**Instructions to follow**:
Copy out all the entries word for word.

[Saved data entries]
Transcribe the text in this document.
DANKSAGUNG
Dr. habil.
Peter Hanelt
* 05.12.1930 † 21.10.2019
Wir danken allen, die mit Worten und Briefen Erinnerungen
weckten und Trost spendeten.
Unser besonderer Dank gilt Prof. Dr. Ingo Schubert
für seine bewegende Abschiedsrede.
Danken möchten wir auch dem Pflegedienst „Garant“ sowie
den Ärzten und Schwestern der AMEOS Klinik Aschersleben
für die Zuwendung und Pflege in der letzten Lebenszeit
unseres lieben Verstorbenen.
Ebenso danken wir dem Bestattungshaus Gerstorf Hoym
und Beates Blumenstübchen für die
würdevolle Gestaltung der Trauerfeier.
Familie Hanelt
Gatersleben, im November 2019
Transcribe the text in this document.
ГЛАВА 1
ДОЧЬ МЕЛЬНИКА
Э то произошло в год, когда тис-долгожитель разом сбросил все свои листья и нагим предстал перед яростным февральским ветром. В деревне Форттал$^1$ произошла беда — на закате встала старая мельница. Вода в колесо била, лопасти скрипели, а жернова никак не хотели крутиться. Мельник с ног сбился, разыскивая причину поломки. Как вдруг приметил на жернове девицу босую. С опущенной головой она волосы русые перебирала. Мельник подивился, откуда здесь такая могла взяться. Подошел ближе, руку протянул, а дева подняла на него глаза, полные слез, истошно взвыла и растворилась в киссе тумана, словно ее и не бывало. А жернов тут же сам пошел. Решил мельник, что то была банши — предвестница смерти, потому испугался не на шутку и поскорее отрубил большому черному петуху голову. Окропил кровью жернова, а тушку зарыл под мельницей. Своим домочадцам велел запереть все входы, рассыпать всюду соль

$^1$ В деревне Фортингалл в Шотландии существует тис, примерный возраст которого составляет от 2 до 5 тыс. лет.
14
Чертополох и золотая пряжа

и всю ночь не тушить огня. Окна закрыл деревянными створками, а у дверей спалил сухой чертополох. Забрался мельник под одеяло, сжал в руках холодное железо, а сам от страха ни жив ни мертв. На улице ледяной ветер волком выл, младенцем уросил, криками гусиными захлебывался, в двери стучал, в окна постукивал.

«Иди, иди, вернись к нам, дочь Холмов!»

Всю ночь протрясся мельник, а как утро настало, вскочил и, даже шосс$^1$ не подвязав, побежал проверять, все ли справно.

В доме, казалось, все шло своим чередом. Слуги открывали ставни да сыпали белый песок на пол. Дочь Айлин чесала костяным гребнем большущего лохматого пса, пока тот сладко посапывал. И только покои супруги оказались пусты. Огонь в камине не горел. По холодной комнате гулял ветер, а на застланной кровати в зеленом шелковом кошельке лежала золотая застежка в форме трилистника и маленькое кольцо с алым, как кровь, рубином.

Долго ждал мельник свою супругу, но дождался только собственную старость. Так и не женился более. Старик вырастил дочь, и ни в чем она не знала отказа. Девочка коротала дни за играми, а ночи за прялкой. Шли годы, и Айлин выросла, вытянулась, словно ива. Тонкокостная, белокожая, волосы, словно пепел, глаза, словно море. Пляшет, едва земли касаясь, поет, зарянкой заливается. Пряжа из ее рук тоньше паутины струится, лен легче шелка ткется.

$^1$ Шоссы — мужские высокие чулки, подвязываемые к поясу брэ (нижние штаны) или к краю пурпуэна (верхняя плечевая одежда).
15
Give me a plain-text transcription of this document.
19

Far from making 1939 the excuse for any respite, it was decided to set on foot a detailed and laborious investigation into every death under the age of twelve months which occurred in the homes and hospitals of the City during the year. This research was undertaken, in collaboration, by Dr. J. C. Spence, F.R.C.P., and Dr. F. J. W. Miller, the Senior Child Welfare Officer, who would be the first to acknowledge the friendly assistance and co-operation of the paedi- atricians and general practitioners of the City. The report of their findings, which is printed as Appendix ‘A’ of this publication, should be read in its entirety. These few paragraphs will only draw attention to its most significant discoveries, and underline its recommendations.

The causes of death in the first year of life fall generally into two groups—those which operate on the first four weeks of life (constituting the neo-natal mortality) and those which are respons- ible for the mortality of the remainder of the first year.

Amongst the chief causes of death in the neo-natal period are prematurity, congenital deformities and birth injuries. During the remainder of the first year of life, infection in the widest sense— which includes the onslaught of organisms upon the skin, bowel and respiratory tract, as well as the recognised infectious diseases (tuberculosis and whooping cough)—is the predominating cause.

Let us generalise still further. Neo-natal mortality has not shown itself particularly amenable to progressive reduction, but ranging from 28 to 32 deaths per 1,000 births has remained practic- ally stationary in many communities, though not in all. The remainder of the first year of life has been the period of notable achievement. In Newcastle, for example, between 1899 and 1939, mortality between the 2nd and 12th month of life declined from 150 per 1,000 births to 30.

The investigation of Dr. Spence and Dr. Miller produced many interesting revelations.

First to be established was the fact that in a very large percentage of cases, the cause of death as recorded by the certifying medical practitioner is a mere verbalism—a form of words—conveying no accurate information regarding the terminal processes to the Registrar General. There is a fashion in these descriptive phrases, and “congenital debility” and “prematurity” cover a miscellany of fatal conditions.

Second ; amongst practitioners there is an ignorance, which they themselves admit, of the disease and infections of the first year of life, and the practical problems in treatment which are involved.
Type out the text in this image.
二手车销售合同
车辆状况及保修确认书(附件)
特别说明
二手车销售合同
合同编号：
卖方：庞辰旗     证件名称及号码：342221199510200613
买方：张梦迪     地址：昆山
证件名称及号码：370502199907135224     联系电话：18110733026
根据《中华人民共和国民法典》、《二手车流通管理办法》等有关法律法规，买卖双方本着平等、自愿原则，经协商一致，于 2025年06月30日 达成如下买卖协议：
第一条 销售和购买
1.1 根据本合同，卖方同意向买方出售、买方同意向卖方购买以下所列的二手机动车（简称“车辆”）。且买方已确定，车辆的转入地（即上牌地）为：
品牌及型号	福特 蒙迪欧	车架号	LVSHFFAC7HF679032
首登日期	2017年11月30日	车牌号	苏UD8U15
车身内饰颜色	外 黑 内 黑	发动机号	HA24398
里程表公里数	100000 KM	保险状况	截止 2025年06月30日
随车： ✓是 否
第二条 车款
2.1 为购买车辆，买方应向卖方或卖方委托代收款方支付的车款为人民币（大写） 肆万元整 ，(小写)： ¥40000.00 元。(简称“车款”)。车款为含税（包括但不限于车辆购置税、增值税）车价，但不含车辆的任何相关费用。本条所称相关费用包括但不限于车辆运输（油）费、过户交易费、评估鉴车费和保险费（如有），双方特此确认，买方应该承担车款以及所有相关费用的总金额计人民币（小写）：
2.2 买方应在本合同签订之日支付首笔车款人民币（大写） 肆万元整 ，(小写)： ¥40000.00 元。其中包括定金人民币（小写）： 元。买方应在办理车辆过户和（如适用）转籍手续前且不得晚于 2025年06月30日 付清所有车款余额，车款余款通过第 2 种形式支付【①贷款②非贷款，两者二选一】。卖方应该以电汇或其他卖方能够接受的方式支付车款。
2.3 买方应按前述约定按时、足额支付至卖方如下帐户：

**The completed task**:
Transcribe the text in this document.
DANKSAGUNG
Dr. habil.
Peter Hanelt
* 05.12.1930 † 21.10.2019
Wir danken allen, die mit Worten und Briefen Erinnerungen
weckten und Trost spendeten.
Unser besonderer Dank gilt Prof. Dr. Ingo Schubert
für seine bewegende Abschiedsrede.
Danken möchten wir auch dem Pflegedienst „Garant“ sowie
den Ärzten und Schwestern der AMEOS Klinik Aschersleben
für die Zuwendung und Pflege in der letzten Lebenszeit
unseres lieben Verstorbenen.
Ebenso danken wir dem Bestattungshaus Gerstorf Hoym
und Beates Blumenstübchen für die
würdevolle Gestaltung der Trauerfeier.
Familie Hanelt
Gatersleben, im November 2019
Transcribe the text in this document.
ГЛАВА 1
ДОЧЬ МЕЛЬНИКА
Э то произошло в год, когда тис-долгожитель разом сбросил все свои листья и нагим предстал перед яростным февральским ветром. В деревне Форттал$^1$ произошла беда — на закате встала старая мельница. Вода в колесо била, лопасти скрипели, а жернова никак не хотели крутиться. Мельник с ног сбился, разыскивая причину поломки. Как вдруг приметил на жернове девицу босую. С опущенной головой она волосы русые перебирала. Мельник подивился, откуда здесь такая могла взяться. Подошел ближе, руку протянул, а дева подняла на него глаза, полные слез, истошно взвыла и растворилась в киссе тумана, словно ее и не бывало. А жернов тут же сам пошел. Решил мельник, что то была банши — предвестница смерти, потому испугался не на шутку и поскорее отрубил большому черному петуху голову. Окропил кровью жернова, а тушку зарыл под мельницей. Своим домочадцам велел запереть все входы, рассыпать всюду соль

$^1$ В деревне Фортингалл в Шотландии существует тис, примерный возраст которого составляет от 2 до 5 тыс. лет.
14
Чертополох и золотая пряжа

и всю ночь не тушить огня. Окна закрыл деревянными створками, а у дверей спалил сухой чертополох. Забрался мельник под одеяло, сжал в руках холодное железо, а сам от страха ни жив ни мертв. На улице ледяной ветер волком выл, младенцем уросил, криками гусиными захлебывался, в двери стучал, в окна постукивал.

«Иди, иди, вернись к нам, дочь Холмов!»

Всю ночь протрясся мельник, а как утро настало, вскочил и, даже шосс$^1$ не подвязав, побежал проверять, все ли справно.

В доме, казалось, все шло своим чередом. Слуги открывали ставни да сыпали белый песок на пол. Дочь Айлин чесала костяным гребнем большущего лохматого пса, пока тот сладко посапывал. И только покои супруги оказались пусты. Огонь в камине не горел. По холодной комнате гулял ветер, а на застланной кровати в зеленом шелковом кошельке лежала золотая застежка в форме трилистника и маленькое кольцо с алым, как кровь, рубином.

Долго ждал мельник свою супругу, но дождался только собственную старость. Так и не женился более. Старик вырастил дочь, и ни в чем она не знала отказа. Девочка коротала дни за играми, а ночи за прялкой. Шли годы, и Айлин выросла, вытянулась, словно ива. Тонкокостная, белокожая, волосы, словно пепел, глаза, словно море. Пляшет, едва земли касаясь, поет, зарянкой заливается. Пряжа из ее рук тоньше паутины струится, лен легче шелка ткется.

$^1$ Шоссы — мужские высокие чулки, подвязываемые к поясу брэ (нижние штаны) или к краю пурпуэна (верхняя плечевая одежда).
15
Give me a plain-text transcription of this document.
19

Far from making 1939 the excuse for any respite, it was decided to set on foot a detailed and laborious investigation into every death under the age of twelve months which occurred in the homes and hospitals of the City during the year. This research was undertaken, in collaboration, by Dr. J. C. Spence, F.R.C.P., and Dr. F. J. W. Miller, the Senior Child Welfare Officer, who would be the first to acknowledge the friendly assistance and co-operation of the paedi- atricians and general practitioners of the City. The report of their findings, which is printed as Appendix ‘A’ of this publication, should be read in its entirety. These few paragraphs will only draw attention to its most significant discoveries, and underline its recommendations.

The causes of death in the first year of life fall generally into two groups—those which operate on the first four weeks of life (constituting the neo-natal mortality) and those which are respons- ible for the mortality of the remainder of the first year.

Amongst the chief causes of death in the neo-natal period are prematurity, congenital deformities and birth injuries. During the remainder of the first year of life, infection in the widest sense— which includes the onslaught of organisms upon the skin, bowel and respiratory tract, as well as the recognised infectious diseases (tuberculosis and whooping cough)—is the predominating cause.

Let us generalise still further. Neo-natal mortality has not shown itself particularly amenable to progressive reduction, but ranging from 28 to 32 deaths per 1,000 births has remained practic- ally stationary in many communities, though not in all. The remainder of the first year of life has been the period of notable achievement. In Newcastle, for example, between 1899 and 1939, mortality between the 2nd and 12th month of life declined from 150 per 1,000 births to 30.

The investigation of Dr. Spence and Dr. Miller produced many interesting revelations.

First to be established was the fact that in a very large percentage of cases, the cause of death as recorded by the certifying medical practitioner is a mere verbalism—a form of words—conveying no accurate information regarding the terminal processes to the Registrar General. There is a fashion in these descriptive phrases, and “congenital debility” and “prematurity” cover a miscellany of fatal conditions.

Second ; amongst practitioners there is an ignorance, which they themselves admit, of the disease and infections of the first year of life, and the practical problems in treatment which are involved.
Type out the text in this image.
二手车销售合同
车辆状况及保修确认书(附件)
特别说明
二手车销售合同
合同编号：
卖方：庞辰旗     证件名称及号码：342221199510200613
买方：张梦迪     地址：昆山
证件名称及号码：370502199907135224     联系电话：18110733026
根据《中华人民共和国民法典》、《二手车流通管理办法》等有关法律法规，买卖双方本着平等、自愿原则，经协商一致，于 2025年06月30日 达成如下买卖协议：
第一条 销售和购买
1.1 根据本合同，卖方同意向买方出售、买方同意向卖方购买以下所列的二手机动车（简称“车辆”）。且买方已确定，车辆的转入地（即上牌地）为：
品牌及型号	福特 蒙迪欧	车架号	LVSHFFAC7HF679032
首登日期	2017年11月30日	车牌号	苏UD8U15
车身内饰颜色	外 黑 内 黑	发动机号	HA24398
里程表公里数	100000 KM	保险状况	截止 2025年06月30日
随车： ✓是 否
第二条 车款
2.1 为购买车辆，买方应向卖方或卖方委托代收款方支付的车款为人民币（大写） 肆万元整 ，(小写)： ¥40000.00 元。(简称“车款”)。车款为含税（包括但不限于车辆购置税、增值税）车价，但不含车辆的任何相关费用。本条所称相关费用包括但不限于车辆运输（油）费、过户交易费、评估鉴车费和保险费（如有），双方特此确认，买方应该承担车款以及所有相关费用的总金额计人民币（小写）：
2.2 买方应在本合同签订之日支付首笔车款人民币（大写） 肆万元整 ，(小写)： ¥40000.00 元。其中包括定金人民币（小写）： 元。买方应在办理车辆过户和（如适用）转籍手续前且不得晚于 2025年06月30日 付清所有车款余额，车款余款通过第 2 种形式支付【①贷款②非贷款，两者二选一】。卖方应该以电汇或其他卖方能够接受的方式支付车款。
2.3 买方应按前述约定按时、足额支付至卖方如下帐户：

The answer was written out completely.